=== SET TASK ===
Reproduce every line of the records below word for word, with no changes.

=== PROVIDED ENTRIES ===
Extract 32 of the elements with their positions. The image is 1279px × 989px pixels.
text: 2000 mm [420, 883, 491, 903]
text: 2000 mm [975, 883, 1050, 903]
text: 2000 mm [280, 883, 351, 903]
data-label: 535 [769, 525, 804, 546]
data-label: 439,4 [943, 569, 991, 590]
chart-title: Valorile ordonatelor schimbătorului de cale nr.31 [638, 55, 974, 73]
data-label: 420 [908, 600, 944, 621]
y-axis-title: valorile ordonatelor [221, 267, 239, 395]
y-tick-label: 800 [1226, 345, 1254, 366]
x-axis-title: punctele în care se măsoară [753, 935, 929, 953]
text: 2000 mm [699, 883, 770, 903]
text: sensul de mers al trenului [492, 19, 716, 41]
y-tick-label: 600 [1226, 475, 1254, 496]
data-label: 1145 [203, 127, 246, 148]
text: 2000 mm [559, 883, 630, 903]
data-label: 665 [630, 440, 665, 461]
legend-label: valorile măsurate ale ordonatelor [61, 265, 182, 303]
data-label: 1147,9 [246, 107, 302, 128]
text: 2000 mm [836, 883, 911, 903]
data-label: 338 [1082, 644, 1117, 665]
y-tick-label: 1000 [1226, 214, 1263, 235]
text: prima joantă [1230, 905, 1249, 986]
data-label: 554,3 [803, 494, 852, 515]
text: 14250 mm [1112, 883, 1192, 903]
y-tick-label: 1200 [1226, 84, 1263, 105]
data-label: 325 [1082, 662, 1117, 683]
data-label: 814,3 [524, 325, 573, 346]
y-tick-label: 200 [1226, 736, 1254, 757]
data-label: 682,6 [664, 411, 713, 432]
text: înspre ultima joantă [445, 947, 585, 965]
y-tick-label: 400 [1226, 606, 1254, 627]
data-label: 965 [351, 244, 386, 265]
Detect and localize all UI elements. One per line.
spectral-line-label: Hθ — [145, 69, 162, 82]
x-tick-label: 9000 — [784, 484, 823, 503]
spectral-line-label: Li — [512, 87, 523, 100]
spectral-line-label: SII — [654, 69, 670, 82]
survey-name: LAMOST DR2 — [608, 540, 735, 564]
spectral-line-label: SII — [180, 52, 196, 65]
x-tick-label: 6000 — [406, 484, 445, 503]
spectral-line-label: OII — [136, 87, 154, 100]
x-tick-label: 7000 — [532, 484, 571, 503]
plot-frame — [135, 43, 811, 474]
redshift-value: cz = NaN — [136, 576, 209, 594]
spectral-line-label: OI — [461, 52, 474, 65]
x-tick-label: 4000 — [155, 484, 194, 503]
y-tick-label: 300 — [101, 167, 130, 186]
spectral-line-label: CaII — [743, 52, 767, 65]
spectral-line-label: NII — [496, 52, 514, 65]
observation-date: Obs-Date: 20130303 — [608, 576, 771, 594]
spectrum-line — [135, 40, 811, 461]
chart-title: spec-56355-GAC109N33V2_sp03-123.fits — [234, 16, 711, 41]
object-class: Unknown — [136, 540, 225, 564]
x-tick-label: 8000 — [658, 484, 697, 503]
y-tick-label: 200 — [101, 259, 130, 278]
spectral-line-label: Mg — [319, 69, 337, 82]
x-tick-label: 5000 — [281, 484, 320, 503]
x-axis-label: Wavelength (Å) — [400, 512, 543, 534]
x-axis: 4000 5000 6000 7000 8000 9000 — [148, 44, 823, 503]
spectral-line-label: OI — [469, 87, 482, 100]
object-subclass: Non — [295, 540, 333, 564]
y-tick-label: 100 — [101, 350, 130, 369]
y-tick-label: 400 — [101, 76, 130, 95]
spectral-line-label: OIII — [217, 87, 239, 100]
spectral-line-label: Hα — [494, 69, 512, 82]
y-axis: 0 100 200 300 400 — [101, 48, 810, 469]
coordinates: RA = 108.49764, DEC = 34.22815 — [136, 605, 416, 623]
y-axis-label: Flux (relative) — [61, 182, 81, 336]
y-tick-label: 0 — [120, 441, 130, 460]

=== FINISHED ANSWER ===
Extract 32 of the elements with their positions. The image is 1279px × 989px pixels.
text: 2000 mm [420, 883, 491, 903]
text: 2000 mm [975, 883, 1050, 903]
text: 2000 mm [280, 883, 351, 903]
data-label: 535 [769, 525, 804, 546]
data-label: 439,4 [943, 569, 991, 590]
chart-title: Valorile ordonatelor schimbătorului de cale nr.31 [638, 55, 974, 73]
data-label: 420 [908, 600, 944, 621]
y-axis-title: valorile ordonatelor [221, 267, 239, 395]
y-tick-label: 800 [1226, 345, 1254, 366]
x-axis-title: punctele în care se măsoară [753, 935, 929, 953]
text: 2000 mm [699, 883, 770, 903]
text: sensul de mers al trenului [492, 19, 716, 41]
y-tick-label: 600 [1226, 475, 1254, 496]
data-label: 1145 [203, 127, 246, 148]
text: 2000 mm [559, 883, 630, 903]
data-label: 665 [630, 440, 665, 461]
legend-label: valorile măsurate ale ordonatelor [61, 265, 182, 303]
data-label: 1147,9 [246, 107, 302, 128]
text: 2000 mm [836, 883, 911, 903]
data-label: 338 [1082, 644, 1117, 665]
y-tick-label: 1000 [1226, 214, 1263, 235]
text: prima joantă [1230, 905, 1249, 986]
data-label: 554,3 [803, 494, 852, 515]
text: 14250 mm [1112, 883, 1192, 903]
y-tick-label: 1200 [1226, 84, 1263, 105]
data-label: 325 [1082, 662, 1117, 683]
data-label: 814,3 [524, 325, 573, 346]
y-tick-label: 200 [1226, 736, 1254, 757]
data-label: 682,6 [664, 411, 713, 432]
text: înspre ultima joantă [445, 947, 585, 965]
y-tick-label: 400 [1226, 606, 1254, 627]
data-label: 965 [351, 244, 386, 265]
Detect and localize all UI elements. One per line.
spectral-line-label: Hθ — [145, 69, 162, 82]
x-tick-label: 9000 — [784, 484, 823, 503]
spectral-line-label: Li — [512, 87, 523, 100]
spectral-line-label: SII — [654, 69, 670, 82]
survey-name: LAMOST DR2 — [608, 540, 735, 564]
spectral-line-label: SII — [180, 52, 196, 65]
x-tick-label: 6000 — [406, 484, 445, 503]
spectral-line-label: OII — [136, 87, 154, 100]
x-tick-label: 7000 — [532, 484, 571, 503]
plot-frame — [135, 43, 811, 474]
redshift-value: cz = NaN — [136, 576, 209, 594]
spectral-line-label: OI — [461, 52, 474, 65]
x-tick-label: 4000 — [155, 484, 194, 503]
y-tick-label: 300 — [101, 167, 130, 186]
spectral-line-label: CaII — [743, 52, 767, 65]
spectral-line-label: NII — [496, 52, 514, 65]
observation-date: Obs-Date: 20130303 — [608, 576, 771, 594]
spectrum-line — [135, 40, 811, 461]
chart-title: spec-56355-GAC109N33V2_sp03-123.fits — [234, 16, 711, 41]
object-class: Unknown — [136, 540, 225, 564]
x-tick-label: 8000 — [658, 484, 697, 503]
y-tick-label: 200 — [101, 259, 130, 278]
spectral-line-label: Mg — [319, 69, 337, 82]
x-tick-label: 5000 — [281, 484, 320, 503]
x-axis-label: Wavelength (Å) — [400, 512, 543, 534]
x-axis: 4000 5000 6000 7000 8000 9000 — [148, 44, 823, 503]
spectral-line-label: OI — [469, 87, 482, 100]
object-subclass: Non — [295, 540, 333, 564]
y-tick-label: 100 — [101, 350, 130, 369]
y-tick-label: 400 — [101, 76, 130, 95]
spectral-line-label: OIII — [217, 87, 239, 100]
spectral-line-label: Hα — [494, 69, 512, 82]
y-axis: 0 100 200 300 400 — [101, 48, 810, 469]
coordinates: RA = 108.49764, DEC = 34.22815 — [136, 605, 416, 623]
y-axis-label: Flux (relative) — [61, 182, 81, 336]
y-tick-label: 0 — [120, 441, 130, 460]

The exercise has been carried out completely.